#### Task
Only the number is wanted: count the lines in the data with "Average" in them.

....

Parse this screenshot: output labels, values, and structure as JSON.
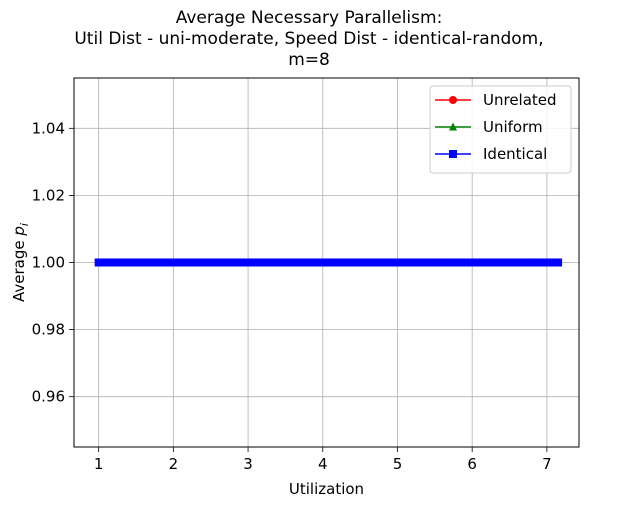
{
  "chart_data": {
    "type": "line",
    "title_lines": [
      "Average Necessary Parallelism:",
      "Util Dist - uni-moderate, Speed Dist - identical-random,",
      "m=8"
    ],
    "xlabel": "Utilization",
    "ylabel_prefix": "Average ",
    "ylabel_var": "p",
    "ylabel_sub": "i",
    "xlim": [
      0.67,
      7.43
    ],
    "ylim": [
      0.945,
      1.055
    ],
    "xticks": [
      1,
      2,
      3,
      4,
      5,
      6,
      7
    ],
    "yticks": [
      0.96,
      0.98,
      1.0,
      1.02,
      1.04
    ],
    "ytick_labels": [
      "0.96",
      "0.98",
      "1.00",
      "1.02",
      "1.04"
    ],
    "grid": true,
    "legend_position": "top-right",
    "x_start": 1.0,
    "x_end": 7.15,
    "x_step": 0.05,
    "series": [
      {
        "name": "Unrelated",
        "color": "#ff0000",
        "marker": "circle",
        "value": 1.0
      },
      {
        "name": "Uniform",
        "color": "#008000",
        "marker": "triangle",
        "value": 1.0
      },
      {
        "name": "Identical",
        "color": "#0000ff",
        "marker": "square",
        "value": 1.0
      }
    ]
  }
}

....

#### Exercise response
2